*Problem requirements*. Reproduce only the lines that run from the line with "Give me the" to the last line of the material, both ends included, exactly as they appear.

*Exercise inputs*.

-- -- --

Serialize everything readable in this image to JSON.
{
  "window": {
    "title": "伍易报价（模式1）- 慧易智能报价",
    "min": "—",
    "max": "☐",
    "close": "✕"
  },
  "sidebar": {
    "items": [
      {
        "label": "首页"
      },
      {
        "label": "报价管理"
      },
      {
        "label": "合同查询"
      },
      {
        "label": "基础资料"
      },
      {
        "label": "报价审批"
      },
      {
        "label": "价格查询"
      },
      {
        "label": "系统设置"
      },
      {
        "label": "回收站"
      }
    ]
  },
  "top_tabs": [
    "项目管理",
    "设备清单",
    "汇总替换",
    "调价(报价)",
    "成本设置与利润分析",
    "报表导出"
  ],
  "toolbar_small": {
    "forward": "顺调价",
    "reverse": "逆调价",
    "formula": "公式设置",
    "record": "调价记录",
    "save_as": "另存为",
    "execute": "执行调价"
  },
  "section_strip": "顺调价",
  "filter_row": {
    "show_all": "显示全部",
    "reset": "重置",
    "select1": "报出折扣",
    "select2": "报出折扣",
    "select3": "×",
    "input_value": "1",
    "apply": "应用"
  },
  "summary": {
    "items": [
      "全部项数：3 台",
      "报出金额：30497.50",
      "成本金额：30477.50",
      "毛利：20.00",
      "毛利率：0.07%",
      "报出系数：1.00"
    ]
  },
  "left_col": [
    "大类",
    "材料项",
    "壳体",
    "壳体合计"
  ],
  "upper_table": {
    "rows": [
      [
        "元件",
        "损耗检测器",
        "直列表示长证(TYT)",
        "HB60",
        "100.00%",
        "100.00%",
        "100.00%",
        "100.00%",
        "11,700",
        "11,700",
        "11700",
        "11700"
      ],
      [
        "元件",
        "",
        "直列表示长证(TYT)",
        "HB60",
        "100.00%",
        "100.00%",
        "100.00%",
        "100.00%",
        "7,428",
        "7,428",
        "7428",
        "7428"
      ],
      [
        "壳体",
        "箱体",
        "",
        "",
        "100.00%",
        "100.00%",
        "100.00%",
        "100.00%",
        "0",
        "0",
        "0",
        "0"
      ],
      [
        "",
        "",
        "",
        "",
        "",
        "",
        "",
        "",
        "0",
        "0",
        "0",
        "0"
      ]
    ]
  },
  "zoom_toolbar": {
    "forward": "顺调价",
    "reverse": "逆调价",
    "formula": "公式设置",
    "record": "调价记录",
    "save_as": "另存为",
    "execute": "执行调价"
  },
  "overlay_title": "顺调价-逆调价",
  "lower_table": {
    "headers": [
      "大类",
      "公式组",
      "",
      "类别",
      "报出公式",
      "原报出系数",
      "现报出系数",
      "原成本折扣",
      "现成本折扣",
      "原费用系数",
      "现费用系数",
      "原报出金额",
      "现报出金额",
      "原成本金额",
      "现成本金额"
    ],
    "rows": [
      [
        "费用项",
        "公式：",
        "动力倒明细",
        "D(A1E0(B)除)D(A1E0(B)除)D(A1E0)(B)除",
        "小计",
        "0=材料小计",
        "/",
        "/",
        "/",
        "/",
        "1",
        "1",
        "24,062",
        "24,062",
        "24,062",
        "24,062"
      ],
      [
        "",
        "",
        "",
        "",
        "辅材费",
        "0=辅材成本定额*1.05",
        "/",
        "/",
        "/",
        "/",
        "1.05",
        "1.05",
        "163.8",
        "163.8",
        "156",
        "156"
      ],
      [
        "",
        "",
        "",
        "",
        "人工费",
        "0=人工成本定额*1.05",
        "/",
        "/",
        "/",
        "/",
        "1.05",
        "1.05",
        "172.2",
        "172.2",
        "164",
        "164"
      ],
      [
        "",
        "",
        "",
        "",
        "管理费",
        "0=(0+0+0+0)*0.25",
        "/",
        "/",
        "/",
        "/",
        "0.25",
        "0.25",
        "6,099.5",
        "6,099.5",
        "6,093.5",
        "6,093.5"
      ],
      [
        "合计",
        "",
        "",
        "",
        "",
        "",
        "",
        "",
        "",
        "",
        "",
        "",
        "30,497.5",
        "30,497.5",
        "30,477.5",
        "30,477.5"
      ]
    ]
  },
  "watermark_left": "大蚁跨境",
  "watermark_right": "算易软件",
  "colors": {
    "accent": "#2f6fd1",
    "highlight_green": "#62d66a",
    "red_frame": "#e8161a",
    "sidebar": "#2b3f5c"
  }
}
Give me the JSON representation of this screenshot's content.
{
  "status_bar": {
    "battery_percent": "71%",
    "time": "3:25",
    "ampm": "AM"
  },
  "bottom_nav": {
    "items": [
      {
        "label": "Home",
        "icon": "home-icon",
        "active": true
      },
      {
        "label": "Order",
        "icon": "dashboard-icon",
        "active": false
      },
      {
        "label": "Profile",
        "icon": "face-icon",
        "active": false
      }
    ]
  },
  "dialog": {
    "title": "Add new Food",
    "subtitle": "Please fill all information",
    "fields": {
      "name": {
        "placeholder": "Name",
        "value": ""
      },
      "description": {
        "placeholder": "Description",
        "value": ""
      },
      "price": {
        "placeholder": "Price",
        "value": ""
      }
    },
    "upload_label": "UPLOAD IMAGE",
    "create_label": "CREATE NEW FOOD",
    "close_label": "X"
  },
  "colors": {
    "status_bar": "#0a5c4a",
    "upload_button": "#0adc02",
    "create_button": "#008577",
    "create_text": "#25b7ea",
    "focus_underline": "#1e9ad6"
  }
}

-- -- --

*Written answer*.
Give me the JSON representation of this screenshot's content.
{
  "status_bar": {
    "battery_percent": "71%",
    "time": "3:25",
    "ampm": "AM"
  },
  "bottom_nav": {
    "items": [
      {
        "label": "Home",
        "icon": "home-icon",
        "active": true
      },
      {
        "label": "Order",
        "icon": "dashboard-icon",
        "active": false
      },
      {
        "label": "Profile",
        "icon": "face-icon",
        "active": false
      }
    ]
  },
  "dialog": {
    "title": "Add new Food",
    "subtitle": "Please fill all information",
    "fields": {
      "name": {
        "placeholder": "Name",
        "value": ""
      },
      "description": {
        "placeholder": "Description",
        "value": ""
      },
      "price": {
        "placeholder": "Price",
        "value": ""
      }
    },
    "upload_label": "UPLOAD IMAGE",
    "create_label": "CREATE NEW FOOD",
    "close_label": "X"
  },
  "colors": {
    "status_bar": "#0a5c4a",
    "upload_button": "#0adc02",
    "create_button": "#008577",
    "create_text": "#25b7ea",
    "focus_underline": "#1e9ad6"
  }
}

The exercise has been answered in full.